WRITTEN TASK 1:
Quote the passage on field hockey at the 2014 Youth Olympics from "A total of 10" to "available Asian spots.".
WRITTEN TASK 2:
In the passage on field hockey at the 2014 Youth Olympics, which tournament did China choose to compete in as hosts?

start SOURCE

- Venue: Youth Olympic Sports Park
- Dates: 17–27 August
- No. of events: 2 (1 boys, 1 girls)

= Field hockey at the 2014 Summer Youth Olympics =

The tournament of field hockey at the 2014 Summer Youth Olympics was held from 17 to 27 August at the Youth Olympic Sports Park in Nanjing, China. This Youth Olympics marked the debut of Hockey 5s, a 5-a-side tournament that is played on a smaller field size.

==Qualification==

A total of 10 teams will participate in each gender. Each National Olympic Committee (NOC) can enter a maximum of 2 teams of 9 athletes, 1 per each gender. Each of the five continents hosted a qualification tournament where the top two teams qualified. As hosts, China chose to compete in the girls' tournament and therefore took one of the two available Asian spots.

end SOURCE
start DATA SEGMENT

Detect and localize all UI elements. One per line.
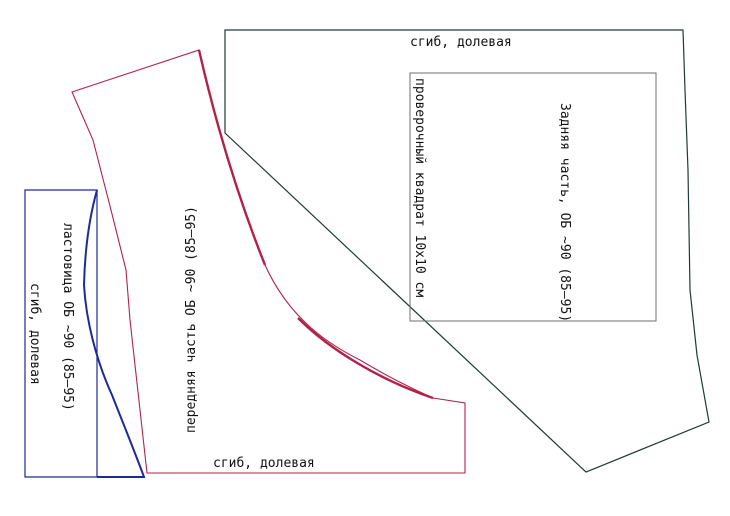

end DATA SEGMENT

FINAL RESULT 1:
A total of 10 teams will participate in each gender. Each National Olympic Committee (NOC) can enter a maximum of 2 teams of 9 athletes, 1 per each gender. Each of the five continents hosted a qualification tournament where the top two teams qualified. As hosts, China chose to compete in the girls' tournament and therefore took one of the two available Asian spots.

FINAL RESULT 2:
The girls' tournament.